### Material to process
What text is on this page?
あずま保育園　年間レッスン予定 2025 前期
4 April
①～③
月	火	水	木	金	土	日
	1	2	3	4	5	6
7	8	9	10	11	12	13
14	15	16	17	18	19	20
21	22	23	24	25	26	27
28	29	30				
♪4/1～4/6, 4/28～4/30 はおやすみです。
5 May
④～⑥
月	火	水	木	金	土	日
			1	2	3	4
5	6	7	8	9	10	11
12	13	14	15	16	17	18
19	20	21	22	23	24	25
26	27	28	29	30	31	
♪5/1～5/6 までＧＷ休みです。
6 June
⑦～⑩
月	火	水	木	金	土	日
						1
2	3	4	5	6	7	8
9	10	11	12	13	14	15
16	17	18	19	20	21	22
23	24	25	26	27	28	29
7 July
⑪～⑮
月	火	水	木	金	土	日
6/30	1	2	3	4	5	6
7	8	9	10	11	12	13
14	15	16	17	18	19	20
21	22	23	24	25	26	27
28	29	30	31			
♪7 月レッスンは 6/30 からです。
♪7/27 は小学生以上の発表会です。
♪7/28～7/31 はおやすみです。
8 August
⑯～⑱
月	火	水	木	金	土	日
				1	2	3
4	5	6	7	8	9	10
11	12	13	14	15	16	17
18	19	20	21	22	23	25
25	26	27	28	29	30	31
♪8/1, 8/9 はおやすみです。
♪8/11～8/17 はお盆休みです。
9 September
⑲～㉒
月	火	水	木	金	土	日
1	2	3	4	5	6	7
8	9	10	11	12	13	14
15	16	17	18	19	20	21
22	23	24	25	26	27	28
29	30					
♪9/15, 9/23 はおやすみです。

### Exercise
Everything in the listing above should be restated exactly.

### The output
What text is on this page?
あずま保育園　年間レッスン予定 2025 前期
4 April
①～③
月	火	水	木	金	土	日
	1	2	3	4	5	6
7	8	9	10	11	12	13
14	15	16	17	18	19	20
21	22	23	24	25	26	27
28	29	30				
♪4/1～4/6, 4/28～4/30 はおやすみです。
5 May
④～⑥
月	火	水	木	金	土	日
			1	2	3	4
5	6	7	8	9	10	11
12	13	14	15	16	17	18
19	20	21	22	23	24	25
26	27	28	29	30	31	
♪5/1～5/6 までＧＷ休みです。
6 June
⑦～⑩
月	火	水	木	金	土	日
						1
2	3	4	5	6	7	8
9	10	11	12	13	14	15
16	17	18	19	20	21	22
23	24	25	26	27	28	29
7 July
⑪～⑮
月	火	水	木	金	土	日
6/30	1	2	3	4	5	6
7	8	9	10	11	12	13
14	15	16	17	18	19	20
21	22	23	24	25	26	27
28	29	30	31			
♪7 月レッスンは 6/30 からです。
♪7/27 は小学生以上の発表会です。
♪7/28～7/31 はおやすみです。
8 August
⑯～⑱
月	火	水	木	金	土	日
				1	2	3
4	5	6	7	8	9	10
11	12	13	14	15	16	17
18	19	20	21	22	23	25
25	26	27	28	29	30	31
♪8/1, 8/9 はおやすみです。
♪8/11～8/17 はお盆休みです。
9 September
⑲～㉒
月	火	水	木	金	土	日
1	2	3	4	5	6	7
8	9	10	11	12	13	14
15	16	17	18	19	20	21
22	23	24	25	26	27	28
29	30					
♪9/15, 9/23 はおやすみです。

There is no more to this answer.